_Task goal_
Search the records for the word "Circuiting" and report each line that has it.

◆ ◆ ◆

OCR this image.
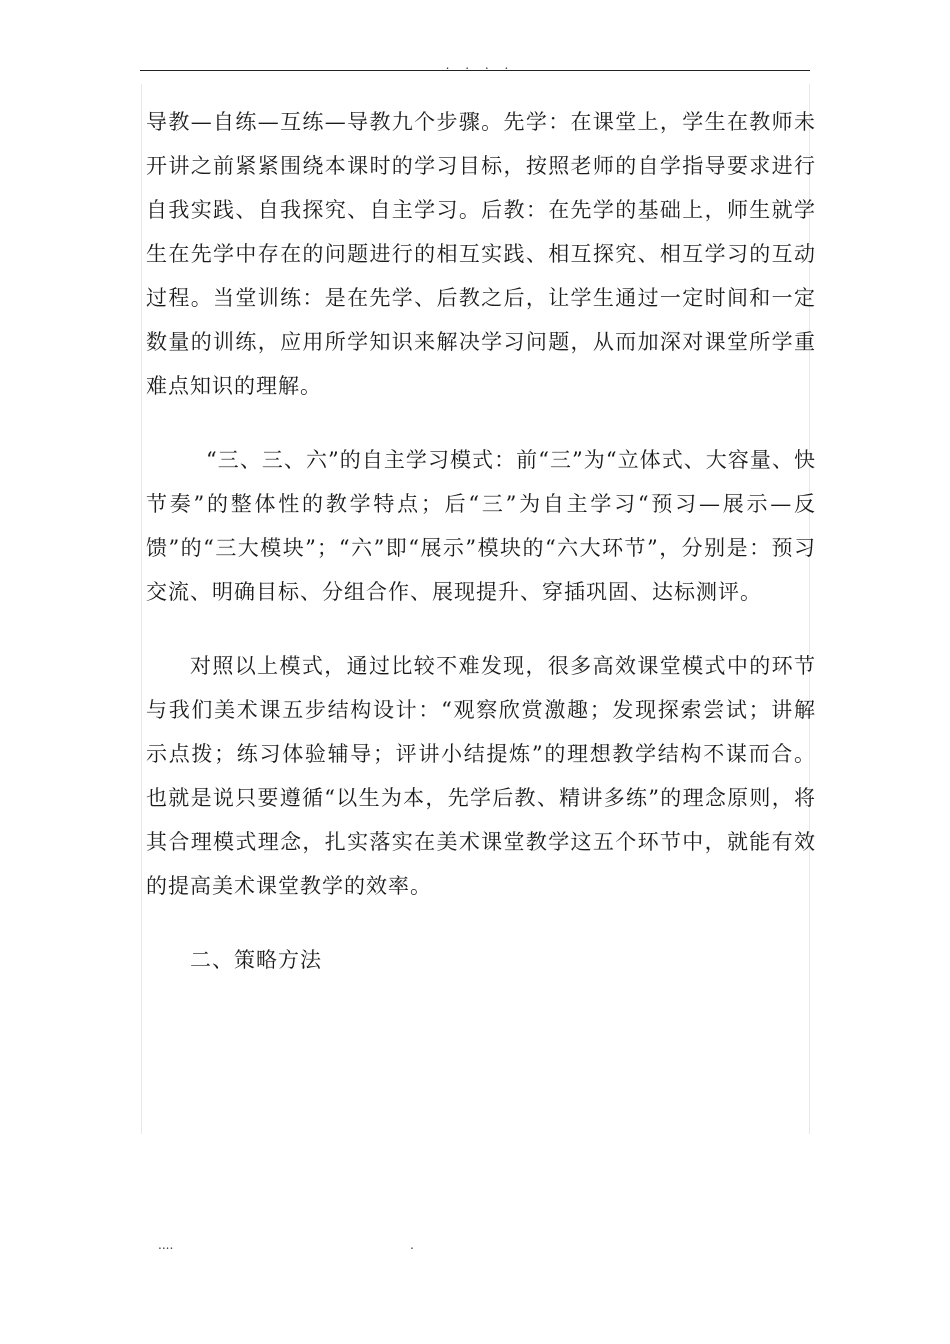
. . . .

导教—自练—互练—导教九个步骤。先学：在课堂上，学生在教师未开讲之前紧紧围绕本课时的学习目标，按照老师的自学指导要求进行自我实践、自我探究、自主学习。后教：在先学的基础上，师生就学生在先学中存在的问题进行的相互实践、相互探究、相互学习的互动过程。当堂训练：是在先学、后教之后，让学生通过一定时间和一定数量的训练，应用所学知识来解决学习问题，从而加深对课堂所学重难点知识的理解。

“三、三、六”的自主学习模式：前“三”为“立体式、大容量、快节奏”的整体性的教学特点；后“三”为自主学习“预习—展示—反馈”的“三大模块”；“六”即“展示”模块的“六大环节”，分别是：预习交流、明确目标、分组合作、展现提升、穿插巩固、达标测评。

对照以上模式，通过比较不难发现，很多高效课堂模式中的环节与我们美术课五步结构设计：“观察欣赏激趣；发现探索尝试；讲解示点拨；练习体验辅导；评讲小结提炼”的理想教学结构不谋而合。也就是说只要遵循“以生为本，先学后教、精讲多练”的理念原则，将其合理模式理念，扎实落实在美术课堂教学这五个环节中，就能有效的提高美术课堂教学的效率。

二、策略方法

....	.
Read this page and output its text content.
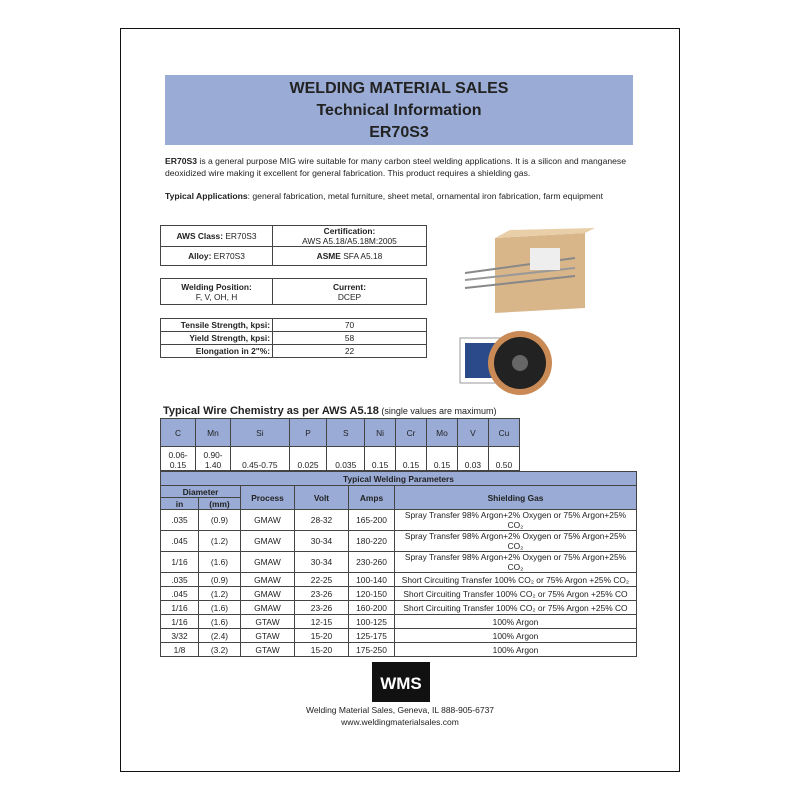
WELDING MATERIAL SALES
Technical Information
ER70S3
ER70S3 is a general purpose MIG wire suitable for many carbon steel welding applications. It is a silicon and manganese deoxidized wire making it excellent for general fabrication. This product requires a shielding gas.
Typical Applications: general fabrication, metal furniture, sheet metal, ornamental iron fabrication, farm equipment
AWS Class: ER70S3	Certification:
AWS A5.18/A5.18M:2005
Alloy: ER70S3	ASME SFA A5.18
Welding Position:
F, V, OH, H	Current:
DCEP
Tensile Strength, kpsi:	70
Yield Strength, kpsi:	58
Elongation in 2"%:	22
Typical Wire Chemistry as per AWS A5.18 (single values are maximum)
C	Mn	Si	P	S	Ni	Cr	Mo	V	Cu
0.06-
0.15	0.90-
1.40	0.45-0.75	0.025	0.035	0.15	0.15	0.15	0.03	0.50
Typical Welding Parameters					
Diameter		Process	Volt	Amps	Shielding Gas
in	(mm)				
.035	(0.9)	GMAW	28-32	165-200	Spray Transfer 98% Argon+2% Oxygen or 75% Argon+25% CO₂
.045	(1.2)	GMAW	30-34	180-220	Spray Transfer 98% Argon+2% Oxygen or 75% Argon+25% CO₂
1/16	(1.6)	GMAW	30-34	230-260	Spray Transfer 98% Argon+2% Oxygen or 75% Argon+25% CO₂
.035	(0.9)	GMAW	22-25	100-140	Short Circuiting Transfer 100% CO₂ or 75% Argon +25% CO₂
.045	(1.2)	GMAW	23-26	120-150	Short Circuiting Transfer 100% CO₂ or 75% Argon +25% CO
1/16	(1.6)	GMAW	23-26	160-200	Short Circuiting Transfer 100% CO₂ or 75% Argon +25% CO
1/16	(1.6)	GTAW	12-15	100-125	100% Argon
3/32	(2.4)	GTAW	15-20	125-175	100% Argon
1/8	(3.2)	GTAW	15-20	175-250	100% Argon
WMS
Welding Material Sales, Geneva, IL 888-905-6737
www.weldingmaterialsales.com
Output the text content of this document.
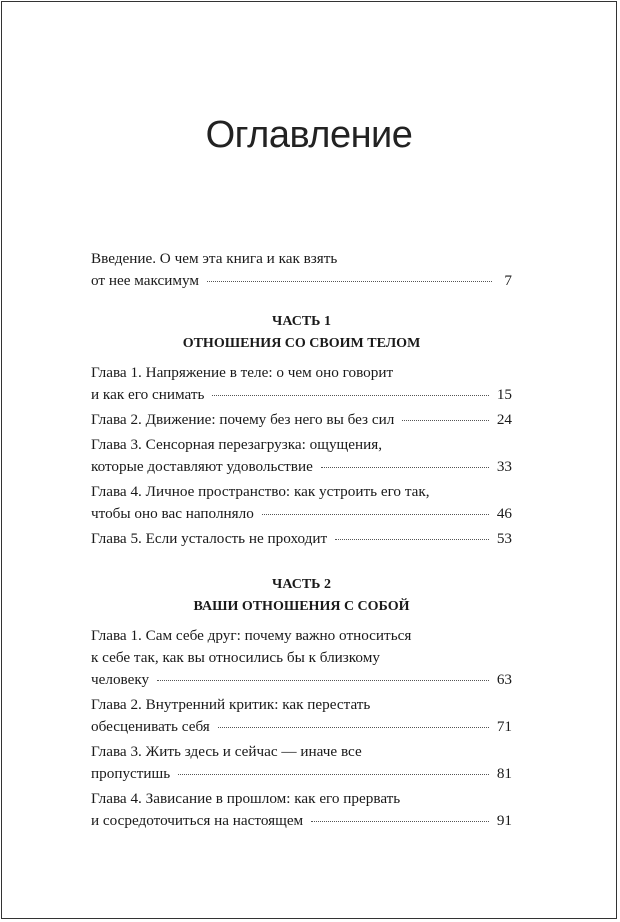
Оглавление
Введение. О чем эта книга и как взять
от нее максимум	7
ЧАСТЬ 1
ОТНОШЕНИЯ СО СВОИМ ТЕЛОМ
Глава 1. Напряжение в теле: о чем оно говорит
и как его снимать	15
Глава 2. Движение: почему без него вы без сил	24
Глава 3. Сенсорная перезагрузка: ощущения,
которые доставляют удовольствие	33
Глава 4. Личное пространство: как устроить его так,
чтобы оно вас наполняло	46
Глава 5. Если усталость не проходит	53
ЧАСТЬ 2
ВАШИ ОТНОШЕНИЯ С СОБОЙ
Глава 1. Сам себе друг: почему важно относиться
к себе так, как вы относились бы к близкому
человеку	63
Глава 2. Внутренний критик: как перестать
обесценивать себя	71
Глава 3. Жить здесь и сейчас — иначе все
пропустишь	81
Глава 4. Зависание в прошлом: как его прервать
и сосредоточиться на настоящем	91
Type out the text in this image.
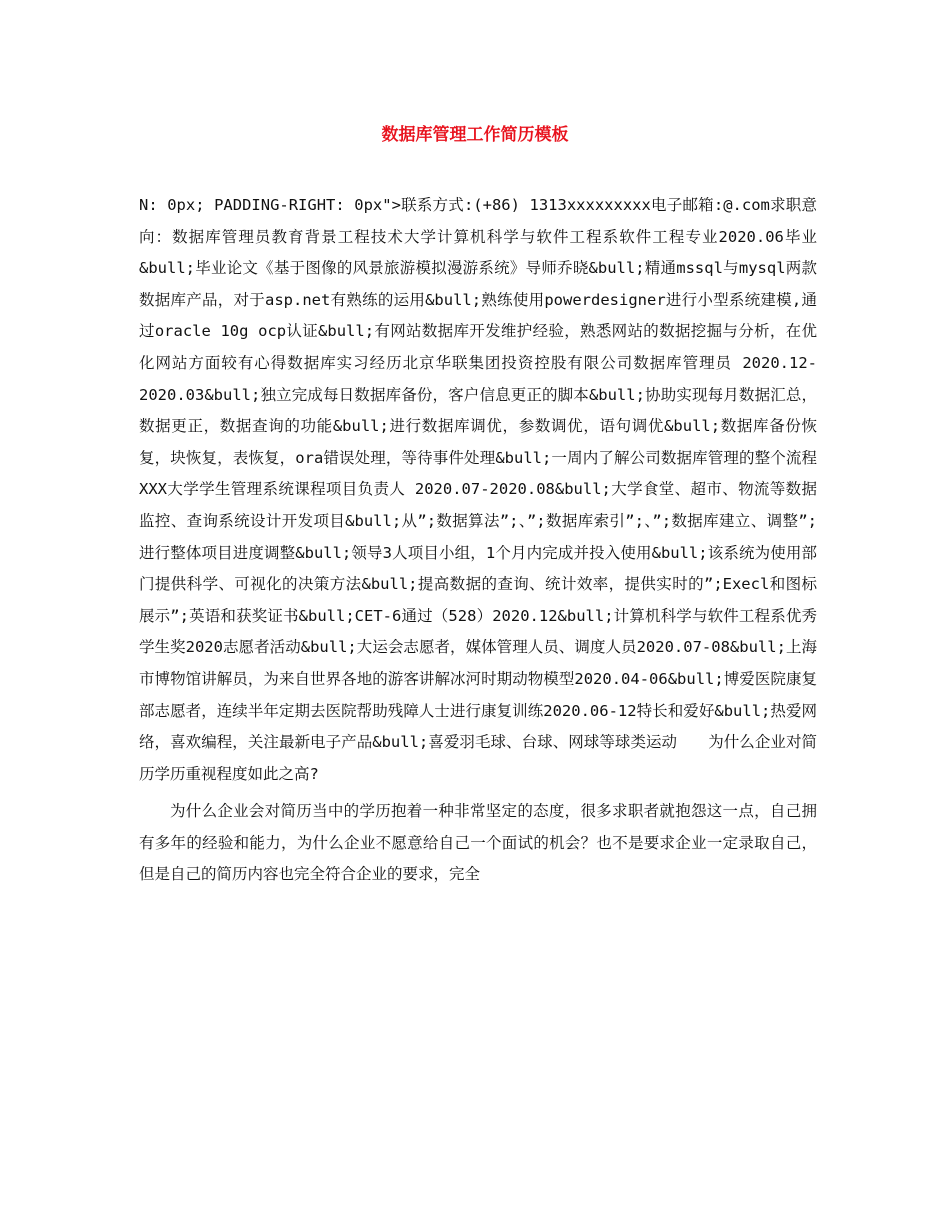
数据库管理工作简历模板

N: 0px; PADDING-RIGHT: 0px">联系方式:(+86) 1313xxxxxxxxx电子邮箱:@.com求职意向：数据库管理员教育背景工程技术大学计算机科学与软件工程系软件工程专业2020.06毕业&bull;毕业论文《基于图像的风景旅游模拟漫游系统》导师乔晓&bull;精通mssql与mysql两款数据库产品，对于asp.net有熟练的运用&bull;熟练使用powerdesigner进行小型系统建模,通过oracle 10g ocp认证&bull;有网站数据库开发维护经验，熟悉网站的数据挖掘与分析，在优化网站方面较有心得数据库实习经历北京华联集团投资控股有限公司数据库管理员 2020.12-2020.03&bull;独立完成每日数据库备份，客户信息更正的脚本&bull;协助实现每月数据汇总，数据更正，数据查询的功能&bull;进行数据库调优，参数调优，语句调优&bull;数据库备份恢复，块恢复，表恢复，ora错误处理，等待事件处理&bull;一周内了解公司数据库管理的整个流程XXX大学学生管理系统课程项目负责人 2020.07-2020.08&bull;大学食堂、超市、物流等数据监控、查询系统设计开发项目&bull;从”;数据算法”;、”;数据库索引”;、”;数据库建立、调整”;进行整体项目进度调整&bull;领导3人项目小组，1个月内完成并投入使用&bull;该系统为使用部门提供科学、可视化的决策方法&bull;提高数据的查询、统计效率，提供实时的”;Execl和图标展示”;英语和获奖证书&bull;CET-6通过（528）2020.12&bull;计算机科学与软件工程系优秀学生奖2020志愿者活动&bull;大运会志愿者，媒体管理人员、调度人员2020.07-08&bull;上海市博物馆讲解员，为来自世界各地的游客讲解冰河时期动物模型2020.04-06&bull;博爱医院康复部志愿者，连续半年定期去医院帮助残障人士进行康复训练2020.06-12特长和爱好&bull;热爱网络，喜欢编程，关注最新电子产品&bull;喜爱羽毛球、台球、网球等球类运动　　为什么企业对简历学历重视程度如此之高?

为什么企业会对简历当中的学历抱着一种非常坚定的态度，很多求职者就抱怨这一点，自己拥有多年的经验和能力，为什么企业不愿意给自己一个面试的机会？也不是要求企业一定录取自己，但是自己的简历内容也完全符合企业的要求，完全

◆ ◆ ◆

_Final result_
.035	(0.9)	GMAW	22-25	100-140	Short Circuiting Transfer 100% CO₂ or 75% Argon +25% CO₂
.045	(1.2)	GMAW	23-26	120-150	Short Circuiting Transfer 100% CO₂ or 75% Argon +25% CO
1/16	(1.6)	GMAW	23-26	160-200	Short Circuiting Transfer 100% CO₂ or 75% Argon +25% CO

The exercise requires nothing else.